**Task details:** Collect all lines from the records below that include the word "Ford".

— Start Task data —

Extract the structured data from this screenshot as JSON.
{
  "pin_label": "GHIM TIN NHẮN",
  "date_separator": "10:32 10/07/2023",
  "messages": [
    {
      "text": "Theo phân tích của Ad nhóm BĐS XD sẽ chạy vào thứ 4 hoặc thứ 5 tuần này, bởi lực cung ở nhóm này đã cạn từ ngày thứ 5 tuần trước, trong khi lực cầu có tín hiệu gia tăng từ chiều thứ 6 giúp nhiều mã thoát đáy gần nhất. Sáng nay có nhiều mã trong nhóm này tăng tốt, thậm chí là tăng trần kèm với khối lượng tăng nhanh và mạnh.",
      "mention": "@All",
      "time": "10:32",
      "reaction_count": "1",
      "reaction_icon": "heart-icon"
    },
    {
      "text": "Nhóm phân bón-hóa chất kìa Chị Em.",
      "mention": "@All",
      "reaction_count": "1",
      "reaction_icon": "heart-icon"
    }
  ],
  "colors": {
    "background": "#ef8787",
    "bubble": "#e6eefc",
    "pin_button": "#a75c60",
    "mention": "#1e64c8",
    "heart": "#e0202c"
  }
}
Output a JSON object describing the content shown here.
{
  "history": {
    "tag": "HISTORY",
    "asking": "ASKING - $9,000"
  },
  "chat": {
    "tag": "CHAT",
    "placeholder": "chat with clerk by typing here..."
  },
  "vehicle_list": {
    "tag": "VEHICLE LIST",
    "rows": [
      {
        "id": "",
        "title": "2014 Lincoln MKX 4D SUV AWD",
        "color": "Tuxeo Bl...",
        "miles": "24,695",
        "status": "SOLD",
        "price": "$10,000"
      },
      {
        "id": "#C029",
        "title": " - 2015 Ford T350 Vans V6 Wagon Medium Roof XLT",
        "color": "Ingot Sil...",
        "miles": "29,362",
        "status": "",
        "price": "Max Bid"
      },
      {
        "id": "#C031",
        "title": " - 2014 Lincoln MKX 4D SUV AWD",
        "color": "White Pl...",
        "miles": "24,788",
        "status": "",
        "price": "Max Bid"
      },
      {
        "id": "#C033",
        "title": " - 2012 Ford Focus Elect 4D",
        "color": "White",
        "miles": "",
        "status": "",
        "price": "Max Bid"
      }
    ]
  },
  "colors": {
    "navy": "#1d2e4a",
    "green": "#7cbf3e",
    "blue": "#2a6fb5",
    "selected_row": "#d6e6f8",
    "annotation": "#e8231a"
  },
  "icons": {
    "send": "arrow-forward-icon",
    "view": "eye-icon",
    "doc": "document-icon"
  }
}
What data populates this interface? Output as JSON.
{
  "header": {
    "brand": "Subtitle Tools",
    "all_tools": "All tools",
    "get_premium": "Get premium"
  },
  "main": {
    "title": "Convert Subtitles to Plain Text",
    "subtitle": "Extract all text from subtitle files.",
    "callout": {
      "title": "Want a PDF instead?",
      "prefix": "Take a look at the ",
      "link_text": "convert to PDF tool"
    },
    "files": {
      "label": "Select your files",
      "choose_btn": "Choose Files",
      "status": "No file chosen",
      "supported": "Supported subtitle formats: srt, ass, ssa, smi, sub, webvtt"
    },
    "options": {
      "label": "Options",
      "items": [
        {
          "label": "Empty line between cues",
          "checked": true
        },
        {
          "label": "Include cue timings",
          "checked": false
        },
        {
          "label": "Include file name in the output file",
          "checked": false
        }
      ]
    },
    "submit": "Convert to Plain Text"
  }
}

— End Task data —

**Written solution:**
        "title": " - 2015 Ford T350 Vans V6 Wagon Medium Roof XLT",
        "title": " - 2012 Ford Focus Elect 4D",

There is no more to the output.